Look through the listing below and work out how many of its lines hold the word "this". Give only the number.

Raw records:
....
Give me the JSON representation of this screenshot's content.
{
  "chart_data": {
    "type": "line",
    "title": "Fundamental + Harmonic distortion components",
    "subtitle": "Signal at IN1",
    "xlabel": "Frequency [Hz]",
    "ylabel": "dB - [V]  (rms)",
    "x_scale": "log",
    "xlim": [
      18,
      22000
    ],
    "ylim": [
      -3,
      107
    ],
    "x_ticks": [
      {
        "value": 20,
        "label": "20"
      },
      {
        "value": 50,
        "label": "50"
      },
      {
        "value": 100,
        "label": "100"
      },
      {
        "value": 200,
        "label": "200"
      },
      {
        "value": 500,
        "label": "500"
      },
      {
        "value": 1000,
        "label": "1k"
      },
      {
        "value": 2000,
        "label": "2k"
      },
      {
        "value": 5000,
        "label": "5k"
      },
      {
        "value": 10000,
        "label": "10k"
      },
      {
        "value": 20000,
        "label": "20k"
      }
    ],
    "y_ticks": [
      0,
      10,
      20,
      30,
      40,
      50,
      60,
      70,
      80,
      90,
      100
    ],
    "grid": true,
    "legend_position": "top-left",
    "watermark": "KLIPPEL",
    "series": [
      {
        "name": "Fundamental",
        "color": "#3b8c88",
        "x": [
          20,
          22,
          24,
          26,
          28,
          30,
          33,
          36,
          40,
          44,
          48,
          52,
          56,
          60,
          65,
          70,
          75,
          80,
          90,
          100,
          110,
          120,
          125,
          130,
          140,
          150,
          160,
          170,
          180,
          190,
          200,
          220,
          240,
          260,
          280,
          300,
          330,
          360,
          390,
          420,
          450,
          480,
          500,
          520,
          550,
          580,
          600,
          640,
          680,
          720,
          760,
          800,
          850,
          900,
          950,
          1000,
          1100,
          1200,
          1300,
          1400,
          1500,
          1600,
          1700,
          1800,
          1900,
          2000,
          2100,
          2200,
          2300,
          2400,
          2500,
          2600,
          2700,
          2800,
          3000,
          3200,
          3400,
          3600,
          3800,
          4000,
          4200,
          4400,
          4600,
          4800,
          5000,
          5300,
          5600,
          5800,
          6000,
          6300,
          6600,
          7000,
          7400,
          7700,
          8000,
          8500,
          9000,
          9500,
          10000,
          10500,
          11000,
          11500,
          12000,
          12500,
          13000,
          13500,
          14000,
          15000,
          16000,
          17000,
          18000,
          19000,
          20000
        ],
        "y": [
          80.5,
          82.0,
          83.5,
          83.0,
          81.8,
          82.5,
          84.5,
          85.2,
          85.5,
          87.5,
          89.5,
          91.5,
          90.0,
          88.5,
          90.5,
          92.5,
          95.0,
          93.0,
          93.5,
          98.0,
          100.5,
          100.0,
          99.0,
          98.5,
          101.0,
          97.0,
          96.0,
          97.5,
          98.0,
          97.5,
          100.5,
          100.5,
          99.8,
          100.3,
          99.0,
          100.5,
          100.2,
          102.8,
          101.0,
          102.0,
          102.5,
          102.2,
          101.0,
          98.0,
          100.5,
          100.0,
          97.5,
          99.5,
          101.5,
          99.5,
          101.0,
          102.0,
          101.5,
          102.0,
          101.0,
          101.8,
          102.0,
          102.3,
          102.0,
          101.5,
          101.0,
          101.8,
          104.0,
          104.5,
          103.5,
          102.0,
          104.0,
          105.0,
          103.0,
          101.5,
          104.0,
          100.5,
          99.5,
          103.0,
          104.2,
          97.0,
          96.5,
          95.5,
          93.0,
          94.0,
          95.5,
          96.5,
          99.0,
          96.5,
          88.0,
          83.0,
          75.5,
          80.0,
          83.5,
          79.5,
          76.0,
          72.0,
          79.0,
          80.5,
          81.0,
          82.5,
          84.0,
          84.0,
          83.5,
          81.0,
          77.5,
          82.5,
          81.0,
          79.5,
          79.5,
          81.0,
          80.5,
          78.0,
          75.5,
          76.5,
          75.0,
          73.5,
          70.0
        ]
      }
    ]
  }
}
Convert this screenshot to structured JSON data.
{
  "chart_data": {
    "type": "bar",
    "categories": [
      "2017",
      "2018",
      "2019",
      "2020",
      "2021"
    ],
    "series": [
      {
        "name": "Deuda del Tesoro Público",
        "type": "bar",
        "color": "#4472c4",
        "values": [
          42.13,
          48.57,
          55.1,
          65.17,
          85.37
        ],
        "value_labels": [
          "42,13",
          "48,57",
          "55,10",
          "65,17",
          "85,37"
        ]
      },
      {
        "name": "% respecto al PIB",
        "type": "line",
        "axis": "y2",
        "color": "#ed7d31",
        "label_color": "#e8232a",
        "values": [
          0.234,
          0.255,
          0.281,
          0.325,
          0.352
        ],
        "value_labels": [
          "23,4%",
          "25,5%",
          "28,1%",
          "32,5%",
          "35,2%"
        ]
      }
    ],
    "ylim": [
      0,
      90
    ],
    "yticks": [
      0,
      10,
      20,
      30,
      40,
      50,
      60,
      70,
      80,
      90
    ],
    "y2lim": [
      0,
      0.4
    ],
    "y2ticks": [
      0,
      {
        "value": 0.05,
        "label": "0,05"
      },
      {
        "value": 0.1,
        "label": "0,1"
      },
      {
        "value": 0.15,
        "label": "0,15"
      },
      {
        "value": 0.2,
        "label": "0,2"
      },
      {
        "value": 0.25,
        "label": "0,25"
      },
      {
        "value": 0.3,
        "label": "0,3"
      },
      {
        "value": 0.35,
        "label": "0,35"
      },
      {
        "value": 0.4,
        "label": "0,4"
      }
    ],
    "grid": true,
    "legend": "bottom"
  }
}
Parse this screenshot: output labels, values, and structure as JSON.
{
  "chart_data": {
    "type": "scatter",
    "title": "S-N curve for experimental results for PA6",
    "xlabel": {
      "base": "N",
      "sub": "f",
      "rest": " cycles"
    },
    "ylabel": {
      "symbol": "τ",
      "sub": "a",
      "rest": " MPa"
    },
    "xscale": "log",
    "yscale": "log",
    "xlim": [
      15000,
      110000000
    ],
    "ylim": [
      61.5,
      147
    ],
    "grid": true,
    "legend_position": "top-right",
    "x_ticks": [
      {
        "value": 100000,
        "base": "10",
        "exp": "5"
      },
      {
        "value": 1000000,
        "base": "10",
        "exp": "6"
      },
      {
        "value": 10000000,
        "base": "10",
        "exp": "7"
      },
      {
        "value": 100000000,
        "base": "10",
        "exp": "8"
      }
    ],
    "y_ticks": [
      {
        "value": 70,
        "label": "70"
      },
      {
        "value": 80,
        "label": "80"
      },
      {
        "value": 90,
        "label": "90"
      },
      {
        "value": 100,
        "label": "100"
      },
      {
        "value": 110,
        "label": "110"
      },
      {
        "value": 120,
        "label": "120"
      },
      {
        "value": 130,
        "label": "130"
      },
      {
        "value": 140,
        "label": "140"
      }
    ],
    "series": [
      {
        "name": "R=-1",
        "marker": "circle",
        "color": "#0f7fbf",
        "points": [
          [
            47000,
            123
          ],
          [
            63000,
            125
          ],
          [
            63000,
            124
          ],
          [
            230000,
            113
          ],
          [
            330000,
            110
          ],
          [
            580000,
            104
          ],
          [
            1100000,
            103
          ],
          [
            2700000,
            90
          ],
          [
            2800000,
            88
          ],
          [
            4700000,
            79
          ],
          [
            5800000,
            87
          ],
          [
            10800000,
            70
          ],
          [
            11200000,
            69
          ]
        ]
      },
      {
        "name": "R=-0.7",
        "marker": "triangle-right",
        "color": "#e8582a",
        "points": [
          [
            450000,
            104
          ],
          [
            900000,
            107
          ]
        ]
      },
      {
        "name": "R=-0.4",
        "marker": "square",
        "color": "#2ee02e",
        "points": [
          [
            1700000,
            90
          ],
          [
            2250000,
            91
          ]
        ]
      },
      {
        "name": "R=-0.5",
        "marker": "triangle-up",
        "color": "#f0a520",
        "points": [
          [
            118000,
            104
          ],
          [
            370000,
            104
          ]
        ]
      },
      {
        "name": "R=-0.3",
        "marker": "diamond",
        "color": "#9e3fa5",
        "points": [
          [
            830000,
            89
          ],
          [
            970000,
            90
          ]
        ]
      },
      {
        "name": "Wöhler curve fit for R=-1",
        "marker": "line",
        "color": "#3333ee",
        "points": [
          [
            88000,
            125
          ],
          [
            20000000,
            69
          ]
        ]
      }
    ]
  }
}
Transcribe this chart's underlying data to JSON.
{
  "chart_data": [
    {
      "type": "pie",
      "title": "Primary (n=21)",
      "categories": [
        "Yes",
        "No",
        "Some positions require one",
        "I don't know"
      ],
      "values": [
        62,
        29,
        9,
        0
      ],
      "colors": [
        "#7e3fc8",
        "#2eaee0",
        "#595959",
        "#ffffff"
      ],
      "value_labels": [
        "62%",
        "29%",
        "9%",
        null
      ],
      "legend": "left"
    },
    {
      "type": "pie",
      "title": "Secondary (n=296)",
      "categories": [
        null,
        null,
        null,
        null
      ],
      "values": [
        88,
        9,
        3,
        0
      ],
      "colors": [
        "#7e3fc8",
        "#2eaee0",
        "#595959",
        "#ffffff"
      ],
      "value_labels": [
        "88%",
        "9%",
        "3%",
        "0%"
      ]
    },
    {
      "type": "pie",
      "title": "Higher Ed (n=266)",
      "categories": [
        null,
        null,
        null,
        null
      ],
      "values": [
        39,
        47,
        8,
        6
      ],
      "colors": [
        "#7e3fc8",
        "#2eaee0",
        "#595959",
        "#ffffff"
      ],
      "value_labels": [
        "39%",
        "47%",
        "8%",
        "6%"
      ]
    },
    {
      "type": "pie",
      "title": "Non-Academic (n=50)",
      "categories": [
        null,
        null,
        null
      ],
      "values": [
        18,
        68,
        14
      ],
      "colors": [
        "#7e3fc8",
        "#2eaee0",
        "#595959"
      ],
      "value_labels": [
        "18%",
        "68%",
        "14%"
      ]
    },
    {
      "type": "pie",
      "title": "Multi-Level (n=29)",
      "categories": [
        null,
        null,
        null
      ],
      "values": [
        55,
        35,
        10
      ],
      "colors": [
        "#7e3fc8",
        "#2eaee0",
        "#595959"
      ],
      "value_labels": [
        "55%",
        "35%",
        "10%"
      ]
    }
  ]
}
....
• _EXERCISE OUTPUT_: 4